WHAT YOU ARE ASKED TO DO:
Pull every line that holds the word "type" from the entries.

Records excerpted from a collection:
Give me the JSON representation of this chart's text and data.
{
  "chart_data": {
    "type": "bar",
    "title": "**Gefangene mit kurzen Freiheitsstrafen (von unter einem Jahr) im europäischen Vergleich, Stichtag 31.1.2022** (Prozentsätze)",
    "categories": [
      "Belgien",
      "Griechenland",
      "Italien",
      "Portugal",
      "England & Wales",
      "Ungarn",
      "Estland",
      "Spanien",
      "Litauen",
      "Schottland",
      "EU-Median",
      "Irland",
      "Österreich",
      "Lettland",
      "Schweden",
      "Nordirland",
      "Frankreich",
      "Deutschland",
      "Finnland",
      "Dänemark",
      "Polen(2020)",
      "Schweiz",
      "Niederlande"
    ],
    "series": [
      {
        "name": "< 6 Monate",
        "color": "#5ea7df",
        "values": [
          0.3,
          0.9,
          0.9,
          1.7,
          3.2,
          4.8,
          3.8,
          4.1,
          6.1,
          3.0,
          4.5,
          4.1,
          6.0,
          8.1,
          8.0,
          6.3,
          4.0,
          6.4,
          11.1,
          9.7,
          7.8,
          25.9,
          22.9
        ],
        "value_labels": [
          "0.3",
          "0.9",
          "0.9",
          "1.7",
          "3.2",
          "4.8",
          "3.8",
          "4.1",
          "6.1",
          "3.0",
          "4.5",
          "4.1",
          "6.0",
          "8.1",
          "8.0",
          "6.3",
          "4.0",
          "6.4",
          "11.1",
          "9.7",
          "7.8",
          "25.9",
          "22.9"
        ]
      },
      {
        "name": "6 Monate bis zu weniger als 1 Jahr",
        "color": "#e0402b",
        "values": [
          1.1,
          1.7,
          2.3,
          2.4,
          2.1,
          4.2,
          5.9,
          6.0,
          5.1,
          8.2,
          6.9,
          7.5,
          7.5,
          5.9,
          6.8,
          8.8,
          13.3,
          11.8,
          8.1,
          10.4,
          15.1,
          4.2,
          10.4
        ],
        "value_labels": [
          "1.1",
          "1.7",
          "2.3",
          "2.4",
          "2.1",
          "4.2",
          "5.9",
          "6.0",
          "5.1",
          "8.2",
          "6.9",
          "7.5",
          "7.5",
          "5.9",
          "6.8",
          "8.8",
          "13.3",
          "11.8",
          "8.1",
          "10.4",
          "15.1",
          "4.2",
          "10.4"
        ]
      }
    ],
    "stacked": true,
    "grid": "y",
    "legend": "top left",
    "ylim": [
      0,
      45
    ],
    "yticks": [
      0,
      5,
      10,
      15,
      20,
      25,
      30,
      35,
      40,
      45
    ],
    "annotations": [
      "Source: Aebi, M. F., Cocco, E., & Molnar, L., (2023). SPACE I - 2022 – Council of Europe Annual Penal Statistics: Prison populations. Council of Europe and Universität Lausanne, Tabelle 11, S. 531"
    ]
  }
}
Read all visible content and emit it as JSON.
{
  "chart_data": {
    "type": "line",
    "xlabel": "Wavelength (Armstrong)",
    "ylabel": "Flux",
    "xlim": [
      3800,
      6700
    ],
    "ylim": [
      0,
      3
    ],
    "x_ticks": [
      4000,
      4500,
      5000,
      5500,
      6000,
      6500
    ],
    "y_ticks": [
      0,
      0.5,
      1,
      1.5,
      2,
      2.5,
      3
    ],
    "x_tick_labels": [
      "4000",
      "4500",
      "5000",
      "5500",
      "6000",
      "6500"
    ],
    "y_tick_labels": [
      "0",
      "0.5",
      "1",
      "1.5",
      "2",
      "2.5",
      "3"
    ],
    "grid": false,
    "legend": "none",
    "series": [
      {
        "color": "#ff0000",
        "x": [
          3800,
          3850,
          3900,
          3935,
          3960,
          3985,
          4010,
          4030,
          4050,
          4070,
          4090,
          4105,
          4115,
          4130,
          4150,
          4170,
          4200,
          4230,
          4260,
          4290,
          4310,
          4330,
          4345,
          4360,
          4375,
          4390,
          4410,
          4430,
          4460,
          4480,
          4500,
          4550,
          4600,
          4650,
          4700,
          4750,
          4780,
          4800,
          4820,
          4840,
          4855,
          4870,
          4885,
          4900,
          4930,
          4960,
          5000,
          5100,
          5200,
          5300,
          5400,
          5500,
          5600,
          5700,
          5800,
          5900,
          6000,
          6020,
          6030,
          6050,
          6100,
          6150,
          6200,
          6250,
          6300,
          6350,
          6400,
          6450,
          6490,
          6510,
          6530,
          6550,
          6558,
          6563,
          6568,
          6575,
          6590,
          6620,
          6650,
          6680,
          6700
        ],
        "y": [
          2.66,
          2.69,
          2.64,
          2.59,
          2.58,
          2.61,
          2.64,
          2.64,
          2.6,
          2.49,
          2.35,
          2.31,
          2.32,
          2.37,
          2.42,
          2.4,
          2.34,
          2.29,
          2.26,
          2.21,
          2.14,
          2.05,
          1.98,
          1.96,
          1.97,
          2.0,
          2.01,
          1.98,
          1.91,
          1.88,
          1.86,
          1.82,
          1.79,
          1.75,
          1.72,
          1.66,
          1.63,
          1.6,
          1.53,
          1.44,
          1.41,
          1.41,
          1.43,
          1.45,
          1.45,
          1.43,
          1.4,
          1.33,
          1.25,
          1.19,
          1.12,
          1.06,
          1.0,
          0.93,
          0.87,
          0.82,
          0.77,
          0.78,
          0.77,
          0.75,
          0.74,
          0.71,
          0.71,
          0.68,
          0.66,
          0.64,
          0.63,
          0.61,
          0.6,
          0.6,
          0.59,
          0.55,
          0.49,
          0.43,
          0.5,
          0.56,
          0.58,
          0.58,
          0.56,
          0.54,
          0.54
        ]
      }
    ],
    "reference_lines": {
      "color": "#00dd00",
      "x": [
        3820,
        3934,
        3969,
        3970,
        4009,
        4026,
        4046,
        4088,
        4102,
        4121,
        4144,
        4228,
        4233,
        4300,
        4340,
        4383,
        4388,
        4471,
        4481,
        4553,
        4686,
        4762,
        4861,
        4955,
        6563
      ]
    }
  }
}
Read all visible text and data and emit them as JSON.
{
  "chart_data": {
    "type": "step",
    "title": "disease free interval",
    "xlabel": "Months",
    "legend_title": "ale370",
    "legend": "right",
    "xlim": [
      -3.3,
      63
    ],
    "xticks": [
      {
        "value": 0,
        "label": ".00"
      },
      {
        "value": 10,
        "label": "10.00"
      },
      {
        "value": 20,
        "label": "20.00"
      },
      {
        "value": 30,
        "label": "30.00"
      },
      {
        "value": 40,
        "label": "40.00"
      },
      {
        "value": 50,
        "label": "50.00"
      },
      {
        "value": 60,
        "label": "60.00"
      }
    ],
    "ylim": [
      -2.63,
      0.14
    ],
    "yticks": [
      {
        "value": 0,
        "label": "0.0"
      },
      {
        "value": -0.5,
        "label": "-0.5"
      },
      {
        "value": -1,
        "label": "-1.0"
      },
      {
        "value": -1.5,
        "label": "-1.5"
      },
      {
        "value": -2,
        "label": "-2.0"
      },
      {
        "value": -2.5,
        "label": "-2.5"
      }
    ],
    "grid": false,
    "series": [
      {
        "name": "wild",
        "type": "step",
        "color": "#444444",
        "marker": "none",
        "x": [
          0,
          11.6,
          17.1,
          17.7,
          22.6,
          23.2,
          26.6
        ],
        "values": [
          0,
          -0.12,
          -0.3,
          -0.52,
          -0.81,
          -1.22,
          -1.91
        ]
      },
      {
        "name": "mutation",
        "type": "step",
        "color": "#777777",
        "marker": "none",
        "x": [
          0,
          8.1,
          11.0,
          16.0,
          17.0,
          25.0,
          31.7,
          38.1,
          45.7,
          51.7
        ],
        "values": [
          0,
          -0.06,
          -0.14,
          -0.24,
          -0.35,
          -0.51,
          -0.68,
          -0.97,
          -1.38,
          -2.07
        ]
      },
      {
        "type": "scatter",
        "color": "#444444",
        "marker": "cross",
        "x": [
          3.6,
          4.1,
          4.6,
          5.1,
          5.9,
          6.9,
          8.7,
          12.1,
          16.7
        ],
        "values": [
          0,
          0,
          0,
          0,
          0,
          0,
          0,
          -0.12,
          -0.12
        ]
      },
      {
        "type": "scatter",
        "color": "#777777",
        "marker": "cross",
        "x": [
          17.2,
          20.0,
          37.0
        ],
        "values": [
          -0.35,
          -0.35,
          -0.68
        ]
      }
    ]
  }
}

ANSWER TO THE PROBLEM:
    "type": "bar",
    "type": "line",
    "type": "step",
        "type": "step",
        "type": "step",
        "type": "scatter",
        "type": "scatter",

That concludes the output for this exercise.